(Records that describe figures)

+ + + +

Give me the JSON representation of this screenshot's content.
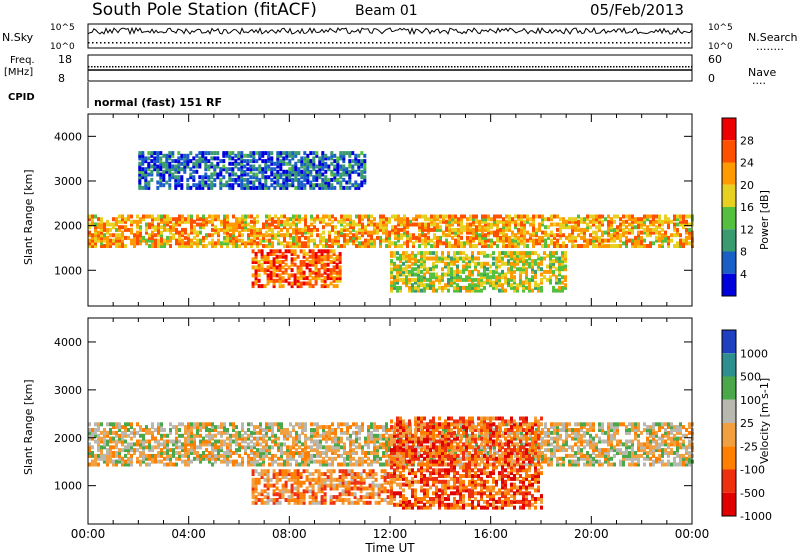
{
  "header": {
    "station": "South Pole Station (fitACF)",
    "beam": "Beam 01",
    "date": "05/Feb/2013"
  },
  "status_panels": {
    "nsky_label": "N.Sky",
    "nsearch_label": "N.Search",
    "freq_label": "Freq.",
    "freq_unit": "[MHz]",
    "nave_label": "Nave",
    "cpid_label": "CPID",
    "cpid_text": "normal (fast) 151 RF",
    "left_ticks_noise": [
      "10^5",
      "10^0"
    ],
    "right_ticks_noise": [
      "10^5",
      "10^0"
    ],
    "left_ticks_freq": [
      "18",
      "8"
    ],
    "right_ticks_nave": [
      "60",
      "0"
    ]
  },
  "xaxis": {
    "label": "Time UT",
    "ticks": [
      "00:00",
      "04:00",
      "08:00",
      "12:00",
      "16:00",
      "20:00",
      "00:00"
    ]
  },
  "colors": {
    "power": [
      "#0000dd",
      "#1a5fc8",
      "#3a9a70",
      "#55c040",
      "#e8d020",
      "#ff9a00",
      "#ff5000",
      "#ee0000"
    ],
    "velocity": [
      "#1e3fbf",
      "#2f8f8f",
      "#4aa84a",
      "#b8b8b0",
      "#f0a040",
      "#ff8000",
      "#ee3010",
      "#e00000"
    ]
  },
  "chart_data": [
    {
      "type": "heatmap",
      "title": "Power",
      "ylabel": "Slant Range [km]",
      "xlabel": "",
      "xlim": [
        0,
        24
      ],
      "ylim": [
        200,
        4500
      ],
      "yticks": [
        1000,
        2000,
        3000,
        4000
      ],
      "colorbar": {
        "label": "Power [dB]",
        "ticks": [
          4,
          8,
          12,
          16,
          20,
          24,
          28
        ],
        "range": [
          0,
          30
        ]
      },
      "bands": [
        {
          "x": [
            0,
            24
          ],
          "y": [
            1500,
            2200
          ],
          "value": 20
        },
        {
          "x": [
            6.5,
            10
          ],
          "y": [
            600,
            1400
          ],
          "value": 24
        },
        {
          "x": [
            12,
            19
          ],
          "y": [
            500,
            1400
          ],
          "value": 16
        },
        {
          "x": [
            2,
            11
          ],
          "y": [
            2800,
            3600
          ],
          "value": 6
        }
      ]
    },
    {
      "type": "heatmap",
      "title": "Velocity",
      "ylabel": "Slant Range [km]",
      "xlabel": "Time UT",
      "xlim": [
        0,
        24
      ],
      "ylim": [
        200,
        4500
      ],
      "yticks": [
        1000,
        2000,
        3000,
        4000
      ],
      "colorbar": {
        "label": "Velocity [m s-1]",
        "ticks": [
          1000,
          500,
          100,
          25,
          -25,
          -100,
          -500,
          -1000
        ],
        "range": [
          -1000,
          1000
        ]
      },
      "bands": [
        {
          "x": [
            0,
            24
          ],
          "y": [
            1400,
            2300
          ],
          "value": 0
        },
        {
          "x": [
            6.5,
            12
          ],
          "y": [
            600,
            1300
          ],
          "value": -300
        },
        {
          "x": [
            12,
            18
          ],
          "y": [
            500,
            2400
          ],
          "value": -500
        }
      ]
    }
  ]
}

+ + + +

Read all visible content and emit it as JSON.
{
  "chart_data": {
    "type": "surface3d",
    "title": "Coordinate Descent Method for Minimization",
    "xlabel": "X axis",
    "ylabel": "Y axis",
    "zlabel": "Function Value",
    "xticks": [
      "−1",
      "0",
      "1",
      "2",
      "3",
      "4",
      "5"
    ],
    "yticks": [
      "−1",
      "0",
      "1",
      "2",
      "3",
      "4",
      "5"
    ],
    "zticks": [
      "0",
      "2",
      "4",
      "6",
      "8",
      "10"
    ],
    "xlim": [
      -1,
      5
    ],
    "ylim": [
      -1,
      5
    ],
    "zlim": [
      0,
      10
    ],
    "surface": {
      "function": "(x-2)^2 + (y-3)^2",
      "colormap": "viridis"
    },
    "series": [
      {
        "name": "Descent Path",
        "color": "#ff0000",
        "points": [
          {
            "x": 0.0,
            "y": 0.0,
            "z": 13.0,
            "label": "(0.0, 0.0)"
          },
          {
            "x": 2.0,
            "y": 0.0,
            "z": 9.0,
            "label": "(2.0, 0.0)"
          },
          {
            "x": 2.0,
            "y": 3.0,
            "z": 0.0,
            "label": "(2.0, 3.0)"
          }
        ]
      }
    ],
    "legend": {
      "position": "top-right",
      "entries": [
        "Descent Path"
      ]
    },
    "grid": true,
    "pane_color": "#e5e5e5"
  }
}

+ + + +

◆ PROBLEM DESCRIPTION
Copy each line in the data that holds the word "title".

◆ TASK SOLUTION
      "title": "Power",
      "title": "Velocity",
    "title": "Coordinate Descent Method for Minimization",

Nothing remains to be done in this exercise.